• [Data for the task]
------------------------------------------------------------------------
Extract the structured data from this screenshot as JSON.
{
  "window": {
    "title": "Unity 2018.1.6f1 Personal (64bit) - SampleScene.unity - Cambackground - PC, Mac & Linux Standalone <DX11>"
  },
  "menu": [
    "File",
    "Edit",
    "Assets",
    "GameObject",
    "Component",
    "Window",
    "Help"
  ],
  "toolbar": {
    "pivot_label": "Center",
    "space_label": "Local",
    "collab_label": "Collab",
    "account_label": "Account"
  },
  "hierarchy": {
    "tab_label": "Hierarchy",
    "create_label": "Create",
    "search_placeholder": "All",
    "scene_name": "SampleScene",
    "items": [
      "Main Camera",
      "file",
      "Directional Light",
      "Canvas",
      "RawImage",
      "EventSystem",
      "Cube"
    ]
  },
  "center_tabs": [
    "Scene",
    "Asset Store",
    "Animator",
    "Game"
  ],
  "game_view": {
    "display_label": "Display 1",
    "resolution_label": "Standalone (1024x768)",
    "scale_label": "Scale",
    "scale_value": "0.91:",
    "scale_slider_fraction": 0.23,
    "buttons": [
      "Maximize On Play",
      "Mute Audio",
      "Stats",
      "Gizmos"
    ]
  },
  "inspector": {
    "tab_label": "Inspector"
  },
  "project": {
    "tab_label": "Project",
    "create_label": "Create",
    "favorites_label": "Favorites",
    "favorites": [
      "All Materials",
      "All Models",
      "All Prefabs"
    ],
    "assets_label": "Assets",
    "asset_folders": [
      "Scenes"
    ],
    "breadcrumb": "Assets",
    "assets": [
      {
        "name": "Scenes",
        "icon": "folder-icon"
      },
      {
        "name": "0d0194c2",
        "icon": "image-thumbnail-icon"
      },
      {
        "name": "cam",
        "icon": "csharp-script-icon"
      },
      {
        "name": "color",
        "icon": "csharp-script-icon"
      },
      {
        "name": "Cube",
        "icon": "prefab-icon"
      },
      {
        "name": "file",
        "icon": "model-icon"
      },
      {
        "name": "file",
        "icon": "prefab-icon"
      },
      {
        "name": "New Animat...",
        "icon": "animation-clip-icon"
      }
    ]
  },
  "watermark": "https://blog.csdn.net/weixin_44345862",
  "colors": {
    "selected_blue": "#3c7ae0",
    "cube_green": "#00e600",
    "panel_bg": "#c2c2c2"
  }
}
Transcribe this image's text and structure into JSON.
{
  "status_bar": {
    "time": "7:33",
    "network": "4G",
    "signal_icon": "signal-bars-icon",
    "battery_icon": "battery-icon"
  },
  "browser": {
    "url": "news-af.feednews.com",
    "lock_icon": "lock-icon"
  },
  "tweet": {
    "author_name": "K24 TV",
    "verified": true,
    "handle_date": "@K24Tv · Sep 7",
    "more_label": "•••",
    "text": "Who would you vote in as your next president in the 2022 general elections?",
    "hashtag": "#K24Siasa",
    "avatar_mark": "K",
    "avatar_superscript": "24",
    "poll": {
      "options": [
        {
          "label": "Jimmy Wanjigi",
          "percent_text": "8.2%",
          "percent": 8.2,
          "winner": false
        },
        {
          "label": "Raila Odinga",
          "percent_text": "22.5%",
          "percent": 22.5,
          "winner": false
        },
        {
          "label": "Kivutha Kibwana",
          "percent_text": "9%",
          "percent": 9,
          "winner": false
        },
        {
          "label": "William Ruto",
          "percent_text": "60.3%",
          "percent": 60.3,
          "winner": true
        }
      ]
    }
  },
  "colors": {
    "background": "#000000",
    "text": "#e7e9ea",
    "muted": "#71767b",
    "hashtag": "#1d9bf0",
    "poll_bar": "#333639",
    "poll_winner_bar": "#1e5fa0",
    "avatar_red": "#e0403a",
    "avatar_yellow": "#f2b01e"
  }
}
------------------------------------------------------------------------
• [Work to be completed] Exactly reproduce every line of the data above.

• [Answer to the problem]
Extract the structured data from this screenshot as JSON.
{
  "window": {
    "title": "Unity 2018.1.6f1 Personal (64bit) - SampleScene.unity - Cambackground - PC, Mac & Linux Standalone <DX11>"
  },
  "menu": [
    "File",
    "Edit",
    "Assets",
    "GameObject",
    "Component",
    "Window",
    "Help"
  ],
  "toolbar": {
    "pivot_label": "Center",
    "space_label": "Local",
    "collab_label": "Collab",
    "account_label": "Account"
  },
  "hierarchy": {
    "tab_label": "Hierarchy",
    "create_label": "Create",
    "search_placeholder": "All",
    "scene_name": "SampleScene",
    "items": [
      "Main Camera",
      "file",
      "Directional Light",
      "Canvas",
      "RawImage",
      "EventSystem",
      "Cube"
    ]
  },
  "center_tabs": [
    "Scene",
    "Asset Store",
    "Animator",
    "Game"
  ],
  "game_view": {
    "display_label": "Display 1",
    "resolution_label": "Standalone (1024x768)",
    "scale_label": "Scale",
    "scale_value": "0.91:",
    "scale_slider_fraction": 0.23,
    "buttons": [
      "Maximize On Play",
      "Mute Audio",
      "Stats",
      "Gizmos"
    ]
  },
  "inspector": {
    "tab_label": "Inspector"
  },
  "project": {
    "tab_label": "Project",
    "create_label": "Create",
    "favorites_label": "Favorites",
    "favorites": [
      "All Materials",
      "All Models",
      "All Prefabs"
    ],
    "assets_label": "Assets",
    "asset_folders": [
      "Scenes"
    ],
    "breadcrumb": "Assets",
    "assets": [
      {
        "name": "Scenes",
        "icon": "folder-icon"
      },
      {
        "name": "0d0194c2",
        "icon": "image-thumbnail-icon"
      },
      {
        "name": "cam",
        "icon": "csharp-script-icon"
      },
      {
        "name": "color",
        "icon": "csharp-script-icon"
      },
      {
        "name": "Cube",
        "icon": "prefab-icon"
      },
      {
        "name": "file",
        "icon": "model-icon"
      },
      {
        "name": "file",
        "icon": "prefab-icon"
      },
      {
        "name": "New Animat...",
        "icon": "animation-clip-icon"
      }
    ]
  },
  "watermark": "https://blog.csdn.net/weixin_44345862",
  "colors": {
    "selected_blue": "#3c7ae0",
    "cube_green": "#00e600",
    "panel_bg": "#c2c2c2"
  }
}
Transcribe this image's text and structure into JSON.
{
  "status_bar": {
    "time": "7:33",
    "network": "4G",
    "signal_icon": "signal-bars-icon",
    "battery_icon": "battery-icon"
  },
  "browser": {
    "url": "news-af.feednews.com",
    "lock_icon": "lock-icon"
  },
  "tweet": {
    "author_name": "K24 TV",
    "verified": true,
    "handle_date": "@K24Tv · Sep 7",
    "more_label": "•••",
    "text": "Who would you vote in as your next president in the 2022 general elections?",
    "hashtag": "#K24Siasa",
    "avatar_mark": "K",
    "avatar_superscript": "24",
    "poll": {
      "options": [
        {
          "label": "Jimmy Wanjigi",
          "percent_text": "8.2%",
          "percent": 8.2,
          "winner": false
        },
        {
          "label": "Raila Odinga",
          "percent_text": "22.5%",
          "percent": 22.5,
          "winner": false
        },
        {
          "label": "Kivutha Kibwana",
          "percent_text": "9%",
          "percent": 9,
          "winner": false
        },
        {
          "label": "William Ruto",
          "percent_text": "60.3%",
          "percent": 60.3,
          "winner": true
        }
      ]
    }
  },
  "colors": {
    "background": "#000000",
    "text": "#e7e9ea",
    "muted": "#71767b",
    "hashtag": "#1d9bf0",
    "poll_bar": "#333639",
    "poll_winner_bar": "#1e5fa0",
    "avatar_red": "#e0403a",
    "avatar_yellow": "#f2b01e"
  }
}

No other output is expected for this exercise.